- **What needs to be done**
Output every line below without omitting or altering anything.

- **Figure data in JSON**
......

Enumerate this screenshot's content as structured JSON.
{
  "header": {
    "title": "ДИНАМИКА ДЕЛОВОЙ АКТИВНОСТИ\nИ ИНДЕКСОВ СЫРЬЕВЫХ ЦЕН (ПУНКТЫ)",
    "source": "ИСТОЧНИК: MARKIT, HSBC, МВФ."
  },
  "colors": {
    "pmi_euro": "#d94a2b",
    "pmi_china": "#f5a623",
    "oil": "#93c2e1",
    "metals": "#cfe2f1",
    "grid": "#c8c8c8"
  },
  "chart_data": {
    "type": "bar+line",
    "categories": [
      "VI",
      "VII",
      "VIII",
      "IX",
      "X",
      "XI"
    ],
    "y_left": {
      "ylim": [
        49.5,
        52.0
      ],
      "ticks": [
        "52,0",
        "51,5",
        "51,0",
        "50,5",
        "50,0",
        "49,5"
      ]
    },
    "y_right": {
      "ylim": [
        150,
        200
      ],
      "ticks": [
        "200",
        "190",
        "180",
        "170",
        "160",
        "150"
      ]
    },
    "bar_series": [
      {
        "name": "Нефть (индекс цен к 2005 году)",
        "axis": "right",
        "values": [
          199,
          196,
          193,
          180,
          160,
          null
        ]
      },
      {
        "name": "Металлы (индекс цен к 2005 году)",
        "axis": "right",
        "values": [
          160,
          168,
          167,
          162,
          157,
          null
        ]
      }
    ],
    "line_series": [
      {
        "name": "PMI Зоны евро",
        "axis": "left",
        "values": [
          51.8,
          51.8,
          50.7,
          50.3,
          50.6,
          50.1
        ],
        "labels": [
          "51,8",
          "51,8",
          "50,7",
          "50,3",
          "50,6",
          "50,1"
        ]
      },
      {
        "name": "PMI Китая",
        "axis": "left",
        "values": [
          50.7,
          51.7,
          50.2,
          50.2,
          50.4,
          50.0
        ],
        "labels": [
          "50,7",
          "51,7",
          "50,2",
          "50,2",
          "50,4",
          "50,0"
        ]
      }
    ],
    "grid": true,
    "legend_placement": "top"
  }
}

......

- **Task output**
Enumerate this screenshot's content as structured JSON.
{
  "header": {
    "title": "ДИНАМИКА ДЕЛОВОЙ АКТИВНОСТИ\nИ ИНДЕКСОВ СЫРЬЕВЫХ ЦЕН (ПУНКТЫ)",
    "source": "ИСТОЧНИК: MARKIT, HSBC, МВФ."
  },
  "colors": {
    "pmi_euro": "#d94a2b",
    "pmi_china": "#f5a623",
    "oil": "#93c2e1",
    "metals": "#cfe2f1",
    "grid": "#c8c8c8"
  },
  "chart_data": {
    "type": "bar+line",
    "categories": [
      "VI",
      "VII",
      "VIII",
      "IX",
      "X",
      "XI"
    ],
    "y_left": {
      "ylim": [
        49.5,
        52.0
      ],
      "ticks": [
        "52,0",
        "51,5",
        "51,0",
        "50,5",
        "50,0",
        "49,5"
      ]
    },
    "y_right": {
      "ylim": [
        150,
        200
      ],
      "ticks": [
        "200",
        "190",
        "180",
        "170",
        "160",
        "150"
      ]
    },
    "bar_series": [
      {
        "name": "Нефть (индекс цен к 2005 году)",
        "axis": "right",
        "values": [
          199,
          196,
          193,
          180,
          160,
          null
        ]
      },
      {
        "name": "Металлы (индекс цен к 2005 году)",
        "axis": "right",
        "values": [
          160,
          168,
          167,
          162,
          157,
          null
        ]
      }
    ],
    "line_series": [
      {
        "name": "PMI Зоны евро",
        "axis": "left",
        "values": [
          51.8,
          51.8,
          50.7,
          50.3,
          50.6,
          50.1
        ],
        "labels": [
          "51,8",
          "51,8",
          "50,7",
          "50,3",
          "50,6",
          "50,1"
        ]
      },
      {
        "name": "PMI Китая",
        "axis": "left",
        "values": [
          50.7,
          51.7,
          50.2,
          50.2,
          50.4,
          50.0
        ],
        "labels": [
          "50,7",
          "51,7",
          "50,2",
          "50,2",
          "50,4",
          "50,0"
        ]
      }
    ],
    "grid": true,
    "legend_placement": "top"
  }
}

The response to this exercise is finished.